PROBLEM
Tell how many lines contain the word "xlabel". Reply with the number only.

MATERIAL FOR THIS TASK
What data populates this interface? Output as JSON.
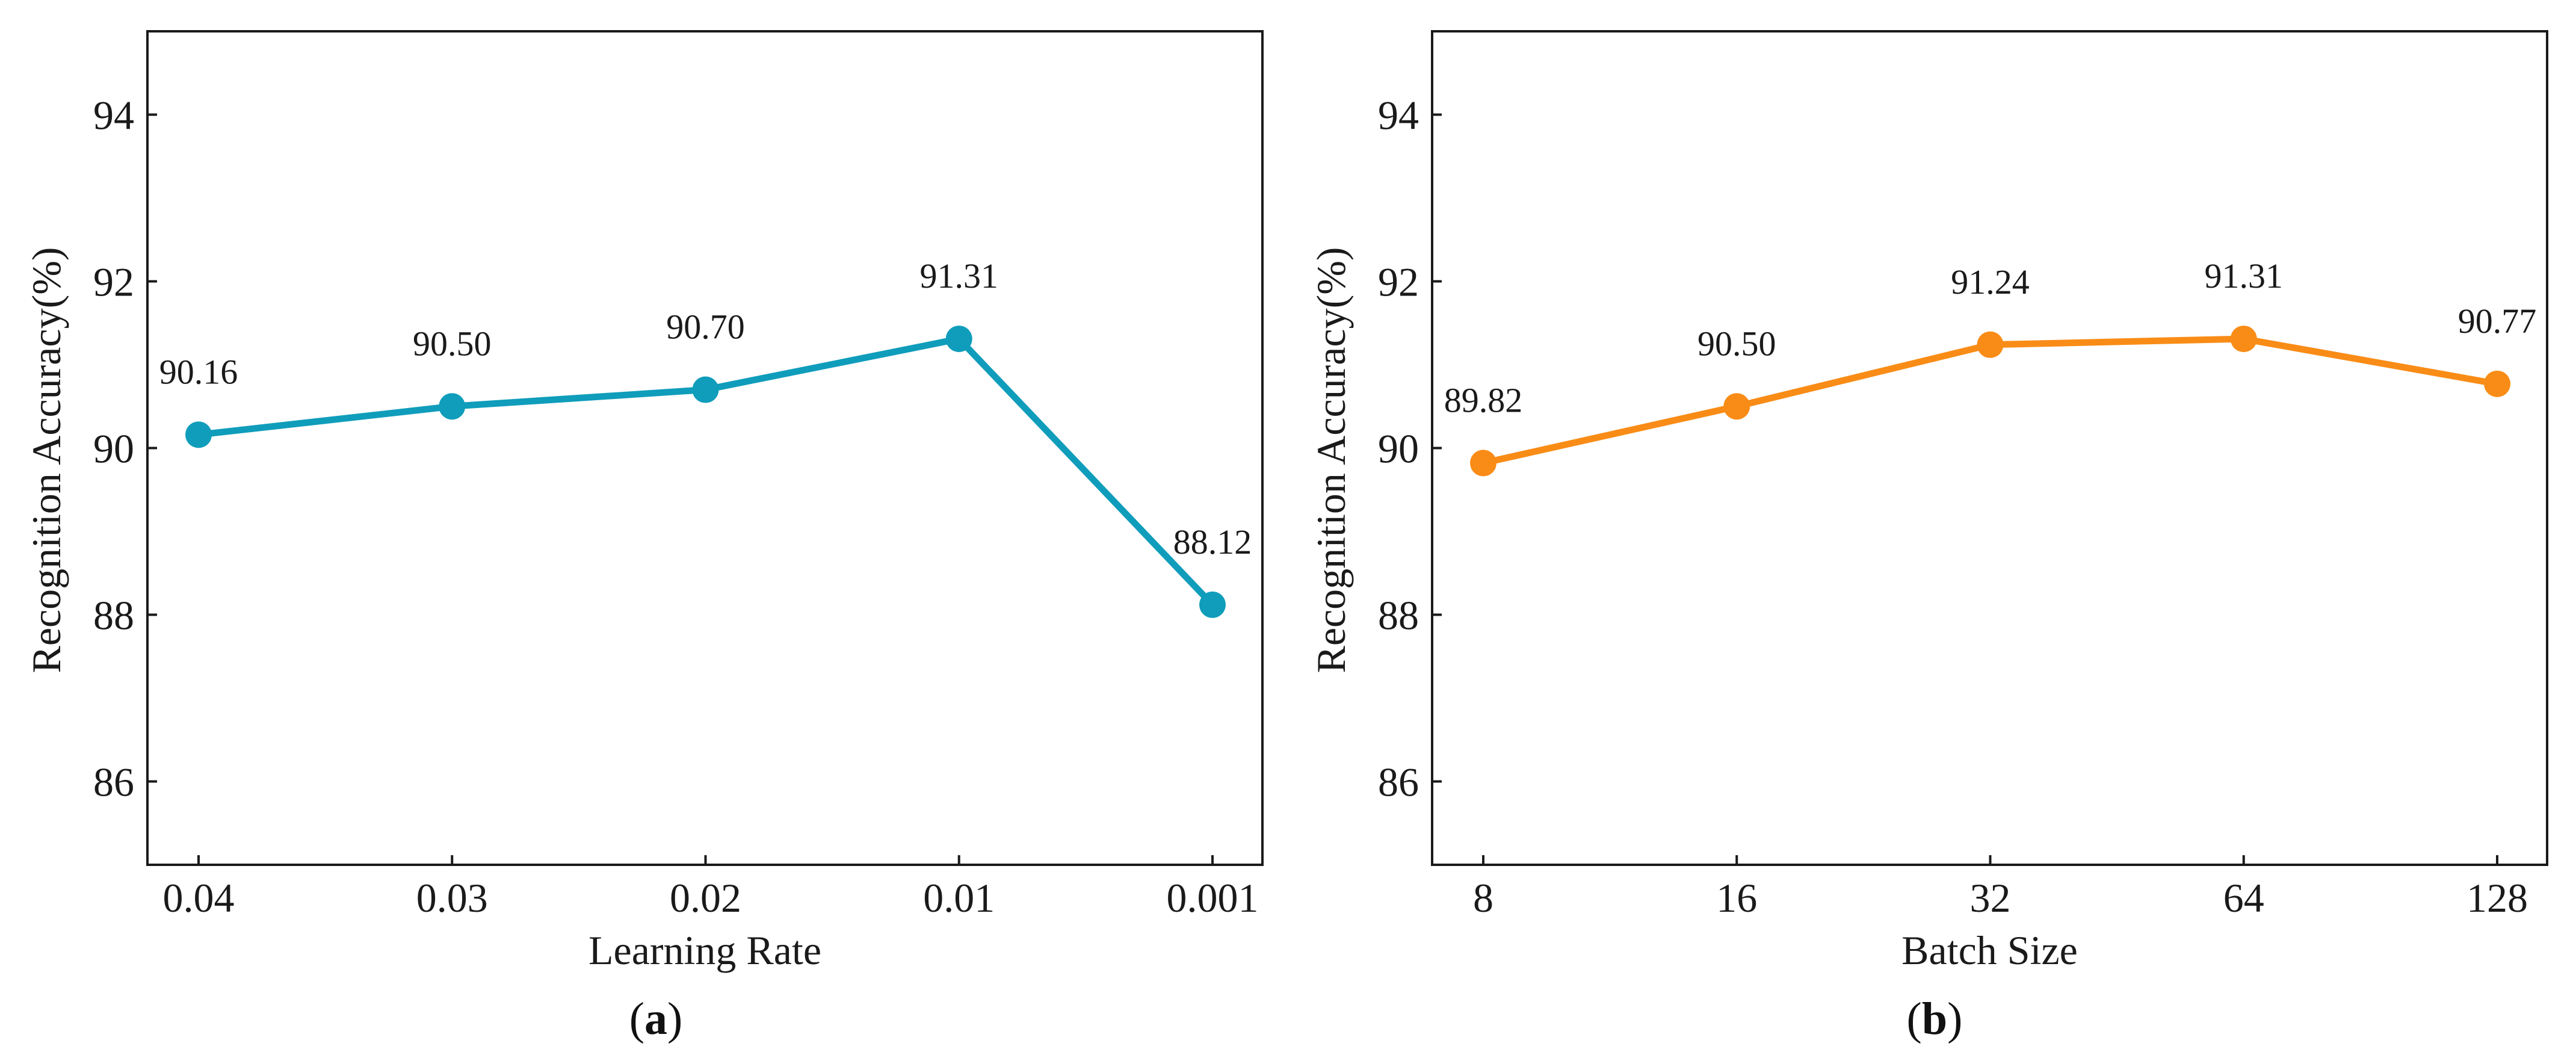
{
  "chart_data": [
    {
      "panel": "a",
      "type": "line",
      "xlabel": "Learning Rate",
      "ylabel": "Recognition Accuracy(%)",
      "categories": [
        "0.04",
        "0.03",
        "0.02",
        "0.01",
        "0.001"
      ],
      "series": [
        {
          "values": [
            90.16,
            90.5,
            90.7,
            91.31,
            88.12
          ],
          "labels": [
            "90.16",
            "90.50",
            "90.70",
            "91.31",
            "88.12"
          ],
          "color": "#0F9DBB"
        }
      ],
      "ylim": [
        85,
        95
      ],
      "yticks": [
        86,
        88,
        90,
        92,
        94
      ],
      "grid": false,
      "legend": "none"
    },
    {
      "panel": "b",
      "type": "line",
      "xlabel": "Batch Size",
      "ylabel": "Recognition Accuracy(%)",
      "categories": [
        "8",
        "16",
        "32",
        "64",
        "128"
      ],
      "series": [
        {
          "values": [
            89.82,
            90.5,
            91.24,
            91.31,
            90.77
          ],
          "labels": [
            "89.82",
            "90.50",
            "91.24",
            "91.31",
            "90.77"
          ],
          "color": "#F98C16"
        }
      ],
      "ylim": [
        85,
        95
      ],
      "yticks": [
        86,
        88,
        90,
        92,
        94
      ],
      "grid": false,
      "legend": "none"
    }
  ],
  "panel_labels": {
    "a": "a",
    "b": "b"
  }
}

TASK SOLUTION
2